[Data rows start]

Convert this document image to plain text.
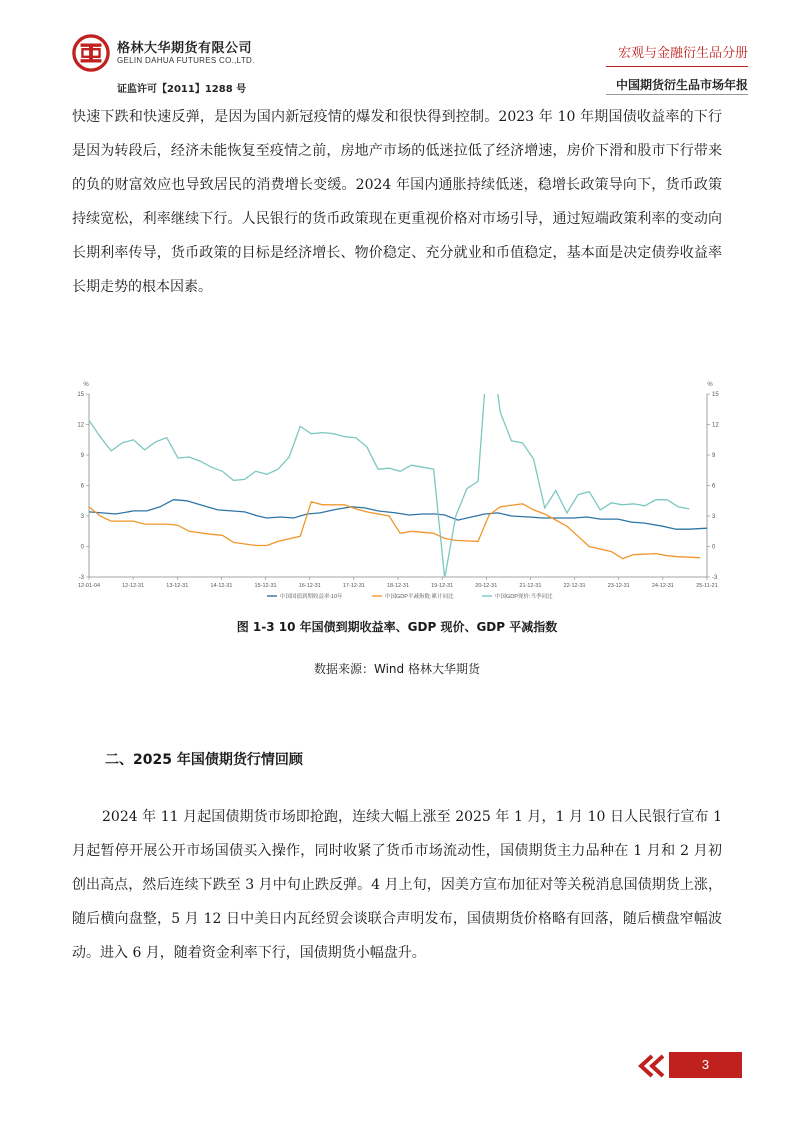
格林大华期货有限公司
GELIN DAHUA FUTURES CO.,LTD.
证监许可【2011】1288 号
宏观与金融衍生品分册
中国期货衍生品市场年报
快速下跌和快速反弹，是因为国内新冠疫情的爆发和很快得到控制。2023 年 10 年期国债收益率的下行是因为转段后，经济未能恢复至疫情之前，房地产市场的低迷拉低了经济增速，房价下滑和股市下行带来的负的财富效应也导致居民的消费增长变缓。2024 年国内通胀持续低迷，稳增长政策导向下，货币政策持续宽松，利率继续下行。人民银行的货币政策现在更重视价格对市场引导，通过短端政策利率的变动向长期利率传导，货币政策的目标是经济增长、物价稳定、充分就业和币值稳定，基本面是决定债券收益率长期走势的根本因素。
%	%
-3	-3
0	0
3	3
6	6
9	9
12	12
15	15
12-01-04	12-12-31	13-12-31	14-12-31	15-12-31	16-12-31	17-12-31	18-12-31	19-12-31	20-12-31	21-12-31	22-12-31	23-12-31	24-12-31	25-11-21
中国国债到期收益率:10年	中国GDP平减指数:累计同比	中国GDP现价:当季同比
图 1-3 10 年国债到期收益率、GDP 现价、GDP 平减指数
数据来源：Wind 格林大华期货
二、2025 年国债期货行情回顾
2024 年 11 月起国债期货市场即抢跑，连续大幅上涨至 2025 年 1 月，1 月 10 日人民银行宣布 1 月起暂停开展公开市场国债买入操作，同时收紧了货币市场流动性，国债期货主力品种在 1 月和 2 月初创出高点，然后连续下跌至 3 月中旬止跌反弹。4 月上旬，因美方宣布加征对等关税消息国债期货上涨，随后横向盘整，5 月 12 日中美日内瓦经贸会谈联合声明发布，国债期货价格略有回落，随后横盘窄幅波动。进入 6 月，随着资金利率下行，国债期货小幅盘升。
3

[Data rows end]

Extract all the data above exactly, excluding every picture.

* **Correct output**:
Convert this document image to plain text.
格林大华期货有限公司
GELIN DAHUA FUTURES CO.,LTD.
证监许可【2011】1288 号
宏观与金融衍生品分册
中国期货衍生品市场年报
快速下跌和快速反弹，是因为国内新冠疫情的爆发和很快得到控制。2023 年 10 年期国债收益率的下行是因为转段后，经济未能恢复至疫情之前，房地产市场的低迷拉低了经济增速，房价下滑和股市下行带来的负的财富效应也导致居民的消费增长变缓。2024 年国内通胀持续低迷，稳增长政策导向下，货币政策持续宽松，利率继续下行。人民银行的货币政策现在更重视价格对市场引导，通过短端政策利率的变动向长期利率传导，货币政策的目标是经济增长、物价稳定、充分就业和币值稳定，基本面是决定债券收益率长期走势的根本因素。
%	%
-3	-3
0	0
3	3
6	6
9	9
12	12
15	15
12-01-04	12-12-31	13-12-31	14-12-31	15-12-31	16-12-31	17-12-31	18-12-31	19-12-31	20-12-31	21-12-31	22-12-31	23-12-31	24-12-31	25-11-21
中国国债到期收益率:10年	中国GDP平减指数:累计同比	中国GDP现价:当季同比
图 1-3 10 年国债到期收益率、GDP 现价、GDP 平减指数
数据来源：Wind 格林大华期货
二、2025 年国债期货行情回顾
2024 年 11 月起国债期货市场即抢跑，连续大幅上涨至 2025 年 1 月，1 月 10 日人民银行宣布 1 月起暂停开展公开市场国债买入操作，同时收紧了货币市场流动性，国债期货主力品种在 1 月和 2 月初创出高点，然后连续下跌至 3 月中旬止跌反弹。4 月上旬，因美方宣布加征对等关税消息国债期货上涨，随后横向盘整，5 月 12 日中美日内瓦经贸会谈联合声明发布，国债期货价格略有回落，随后横盘窄幅波动。进入 6 月，随着资金利率下行，国债期货小幅盘升。
3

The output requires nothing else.